- _Short exercise_
Look through the material below, count the lines containing the word "Sensitivity", and state only the count.

Extracted data entries
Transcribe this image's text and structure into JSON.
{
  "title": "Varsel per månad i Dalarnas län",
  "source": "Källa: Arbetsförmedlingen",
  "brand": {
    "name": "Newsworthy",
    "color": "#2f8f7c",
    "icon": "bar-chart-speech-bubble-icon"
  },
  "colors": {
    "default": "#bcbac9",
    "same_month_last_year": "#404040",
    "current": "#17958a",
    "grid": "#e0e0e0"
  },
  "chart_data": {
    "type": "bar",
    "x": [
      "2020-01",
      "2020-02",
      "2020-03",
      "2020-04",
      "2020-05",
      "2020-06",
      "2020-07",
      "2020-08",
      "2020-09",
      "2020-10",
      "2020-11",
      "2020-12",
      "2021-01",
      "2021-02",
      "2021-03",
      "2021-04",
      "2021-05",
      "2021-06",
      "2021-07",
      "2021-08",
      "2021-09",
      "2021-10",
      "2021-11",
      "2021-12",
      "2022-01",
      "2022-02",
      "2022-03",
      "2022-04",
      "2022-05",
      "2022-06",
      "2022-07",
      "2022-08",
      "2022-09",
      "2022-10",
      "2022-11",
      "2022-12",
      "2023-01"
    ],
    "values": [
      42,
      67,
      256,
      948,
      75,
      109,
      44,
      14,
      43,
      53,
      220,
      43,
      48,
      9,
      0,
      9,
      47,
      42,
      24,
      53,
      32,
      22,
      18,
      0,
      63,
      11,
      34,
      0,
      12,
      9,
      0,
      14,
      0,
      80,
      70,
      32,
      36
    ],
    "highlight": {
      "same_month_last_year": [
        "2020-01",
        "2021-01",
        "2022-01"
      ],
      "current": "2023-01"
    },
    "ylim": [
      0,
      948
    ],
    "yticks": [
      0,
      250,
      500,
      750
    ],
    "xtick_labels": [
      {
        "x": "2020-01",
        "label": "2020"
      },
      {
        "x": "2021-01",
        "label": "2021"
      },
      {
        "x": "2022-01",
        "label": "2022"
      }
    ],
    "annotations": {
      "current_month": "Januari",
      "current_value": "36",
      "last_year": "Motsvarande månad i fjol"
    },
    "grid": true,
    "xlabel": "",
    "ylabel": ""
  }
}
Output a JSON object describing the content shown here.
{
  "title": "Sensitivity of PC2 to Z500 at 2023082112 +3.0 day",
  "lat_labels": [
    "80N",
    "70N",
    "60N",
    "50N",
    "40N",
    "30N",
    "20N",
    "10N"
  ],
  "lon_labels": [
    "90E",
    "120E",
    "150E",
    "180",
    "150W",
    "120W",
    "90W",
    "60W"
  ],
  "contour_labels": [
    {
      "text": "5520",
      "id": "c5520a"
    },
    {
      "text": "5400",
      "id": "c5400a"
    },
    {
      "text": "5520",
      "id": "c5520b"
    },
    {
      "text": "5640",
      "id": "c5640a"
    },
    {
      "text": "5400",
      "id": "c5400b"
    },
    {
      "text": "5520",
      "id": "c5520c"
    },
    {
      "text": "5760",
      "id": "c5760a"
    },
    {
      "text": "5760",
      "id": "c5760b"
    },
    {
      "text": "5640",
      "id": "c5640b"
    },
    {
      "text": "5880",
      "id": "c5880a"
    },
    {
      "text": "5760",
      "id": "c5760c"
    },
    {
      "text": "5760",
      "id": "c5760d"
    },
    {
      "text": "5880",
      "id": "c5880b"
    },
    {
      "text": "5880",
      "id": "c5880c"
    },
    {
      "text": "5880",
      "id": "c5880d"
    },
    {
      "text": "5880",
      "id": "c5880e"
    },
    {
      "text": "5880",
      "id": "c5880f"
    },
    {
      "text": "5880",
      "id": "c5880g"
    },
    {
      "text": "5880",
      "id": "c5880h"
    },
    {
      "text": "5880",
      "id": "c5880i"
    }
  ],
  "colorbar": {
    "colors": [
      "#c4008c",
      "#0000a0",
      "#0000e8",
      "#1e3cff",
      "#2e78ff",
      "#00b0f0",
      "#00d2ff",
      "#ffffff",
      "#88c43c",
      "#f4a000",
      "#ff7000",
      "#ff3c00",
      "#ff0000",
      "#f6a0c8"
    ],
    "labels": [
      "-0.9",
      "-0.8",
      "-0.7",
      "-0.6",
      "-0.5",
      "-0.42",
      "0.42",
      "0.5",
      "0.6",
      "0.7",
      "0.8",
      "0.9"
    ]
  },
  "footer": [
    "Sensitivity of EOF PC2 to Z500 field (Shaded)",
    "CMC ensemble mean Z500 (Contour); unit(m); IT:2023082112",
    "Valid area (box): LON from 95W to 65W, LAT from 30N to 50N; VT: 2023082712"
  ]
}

- _Written response_
2